■ **Exercise goal**: Output the material below in its entirety, exactly as given.

■ **Records provided**:

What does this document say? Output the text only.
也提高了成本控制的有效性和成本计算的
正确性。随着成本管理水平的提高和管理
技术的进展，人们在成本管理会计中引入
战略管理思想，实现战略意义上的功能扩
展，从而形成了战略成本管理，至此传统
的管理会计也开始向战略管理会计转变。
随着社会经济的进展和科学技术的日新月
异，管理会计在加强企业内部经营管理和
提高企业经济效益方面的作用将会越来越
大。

■ **Finished answer**:
What does this document say? Output the text only.
也提高了成本控制的有效性和成本计算的
正确性。随着成本管理水平的提高和管理
技术的进展，人们在成本管理会计中引入
战略管理思想，实现战略意义上的功能扩
展，从而形成了战略成本管理，至此传统
的管理会计也开始向战略管理会计转变。
随着社会经济的进展和科学技术的日新月
异，管理会计在加强企业内部经营管理和
提高企业经济效益方面的作用将会越来越
大。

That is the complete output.